Stored entries:
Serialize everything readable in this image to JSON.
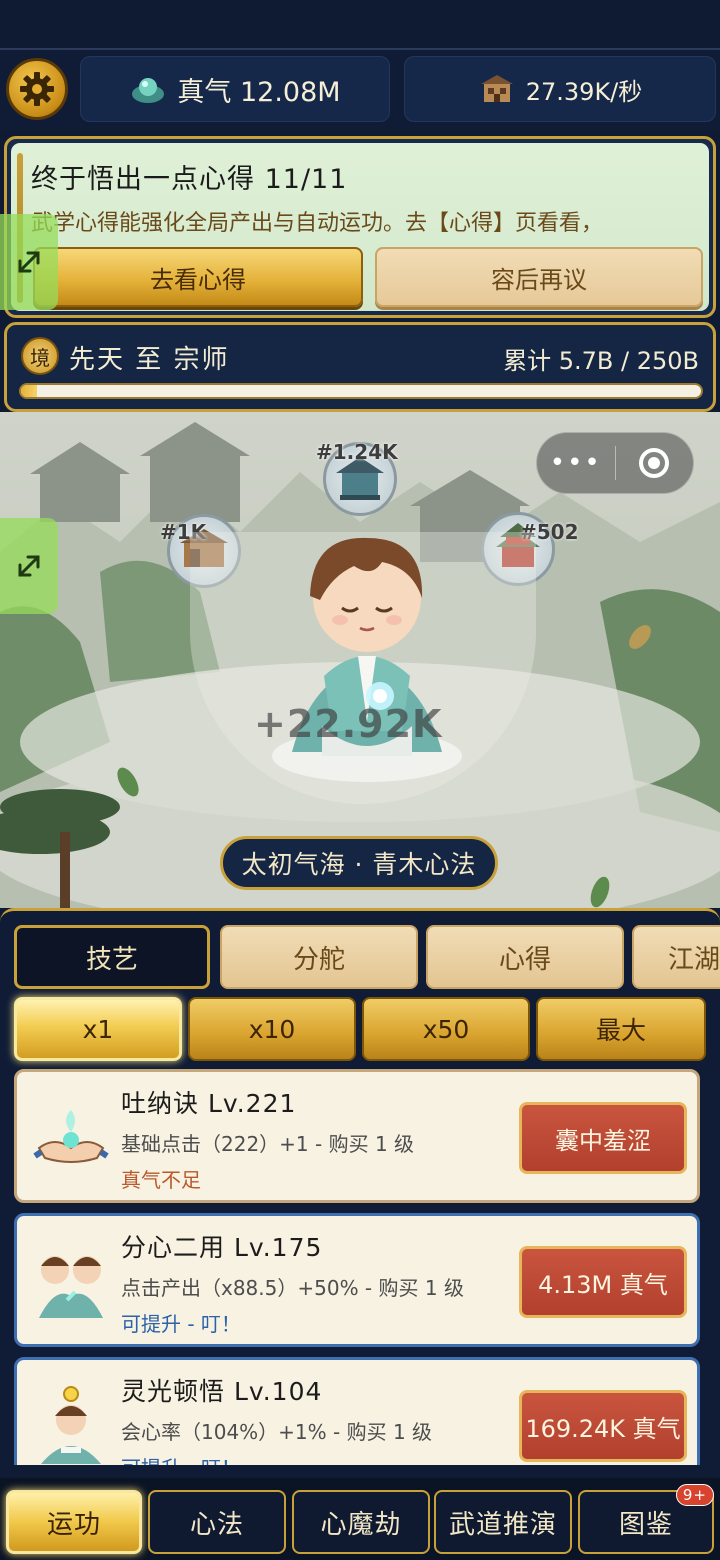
{
  "topbar": {
    "settings_icon": "gear-icon",
    "qi_label": "真气 12.08M",
    "rate_label": "27.39K/秒"
  },
  "quest": {
    "title": "终于悟出一点心得  11/11",
    "description": "武学心得能强化全局产出与自动运功。去【心得】页看看，",
    "go_button": "去看心得",
    "later_button": "容后再议"
  },
  "realm": {
    "badge": "境",
    "label": "先天 至 宗师",
    "total": "累计 5.7B / 250B",
    "progress": 0.0228
  },
  "scene": {
    "capsule_more": "•••",
    "nodes": [
      {
        "label": "#1.24K"
      },
      {
        "label": "#1K"
      },
      {
        "label": "#502"
      }
    ],
    "gain": "+22.92K",
    "technique": "太初气海 · 青木心法"
  },
  "tabs": [
    {
      "label": "技艺",
      "active": true
    },
    {
      "label": "分舵",
      "active": false
    },
    {
      "label": "心得",
      "active": false
    },
    {
      "label": "江湖",
      "active": false
    }
  ],
  "multipliers": [
    {
      "label": "x1",
      "active": true
    },
    {
      "label": "x10",
      "active": false
    },
    {
      "label": "x50",
      "active": false
    },
    {
      "label": "最大",
      "active": false
    }
  ],
  "skills": [
    {
      "name": "吐纳诀  Lv.221",
      "desc": "基础点击（222）+1 - 购买 1 级",
      "status": "真气不足",
      "button": "囊中羞涩"
    },
    {
      "name": "分心二用  Lv.175",
      "desc": "点击产出（x88.5）+50% - 购买 1 级",
      "status": "可提升 - 叮！",
      "button": "4.13M 真气"
    },
    {
      "name": "灵光顿悟  Lv.104",
      "desc": "会心率（104%）+1% - 购买 1 级",
      "status": "可提升 - 叮！",
      "button": "169.24K 真气"
    }
  ],
  "nav": [
    {
      "label": "运功",
      "active": true
    },
    {
      "label": "心法",
      "active": false
    },
    {
      "label": "心魔劫",
      "active": false
    },
    {
      "label": "武道推演",
      "active": false
    },
    {
      "label": "图鉴",
      "active": false,
      "badge": "9+"
    }
  ],
  "colors": {
    "navy": "#101c36",
    "gold": "#c9a13a",
    "cream": "#f8f2e2",
    "buy_red": "#b2402d"
  }
}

● **Stated exercise**: Omit the images and transcribe all of the records above word for word.

● **Task result**:
Serialize everything readable in this image to JSON.
{
  "topbar": {
    "settings_icon": "gear-icon",
    "qi_label": "真气 12.08M",
    "rate_label": "27.39K/秒"
  },
  "quest": {
    "title": "终于悟出一点心得  11/11",
    "description": "武学心得能强化全局产出与自动运功。去【心得】页看看，",
    "go_button": "去看心得",
    "later_button": "容后再议"
  },
  "realm": {
    "badge": "境",
    "label": "先天 至 宗师",
    "total": "累计 5.7B / 250B",
    "progress": 0.0228
  },
  "scene": {
    "capsule_more": "•••",
    "nodes": [
      {
        "label": "#1.24K"
      },
      {
        "label": "#1K"
      },
      {
        "label": "#502"
      }
    ],
    "gain": "+22.92K",
    "technique": "太初气海 · 青木心法"
  },
  "tabs": [
    {
      "label": "技艺",
      "active": true
    },
    {
      "label": "分舵",
      "active": false
    },
    {
      "label": "心得",
      "active": false
    },
    {
      "label": "江湖",
      "active": false
    }
  ],
  "multipliers": [
    {
      "label": "x1",
      "active": true
    },
    {
      "label": "x10",
      "active": false
    },
    {
      "label": "x50",
      "active": false
    },
    {
      "label": "最大",
      "active": false
    }
  ],
  "skills": [
    {
      "name": "吐纳诀  Lv.221",
      "desc": "基础点击（222）+1 - 购买 1 级",
      "status": "真气不足",
      "button": "囊中羞涩"
    },
    {
      "name": "分心二用  Lv.175",
      "desc": "点击产出（x88.5）+50% - 购买 1 级",
      "status": "可提升 - 叮！",
      "button": "4.13M 真气"
    },
    {
      "name": "灵光顿悟  Lv.104",
      "desc": "会心率（104%）+1% - 购买 1 级",
      "status": "可提升 - 叮！",
      "button": "169.24K 真气"
    }
  ],
  "nav": [
    {
      "label": "运功",
      "active": true
    },
    {
      "label": "心法",
      "active": false
    },
    {
      "label": "心魔劫",
      "active": false
    },
    {
      "label": "武道推演",
      "active": false
    },
    {
      "label": "图鉴",
      "active": false,
      "badge": "9+"
    }
  ],
  "colors": {
    "navy": "#101c36",
    "gold": "#c9a13a",
    "cream": "#f8f2e2",
    "buy_red": "#b2402d"
  }
}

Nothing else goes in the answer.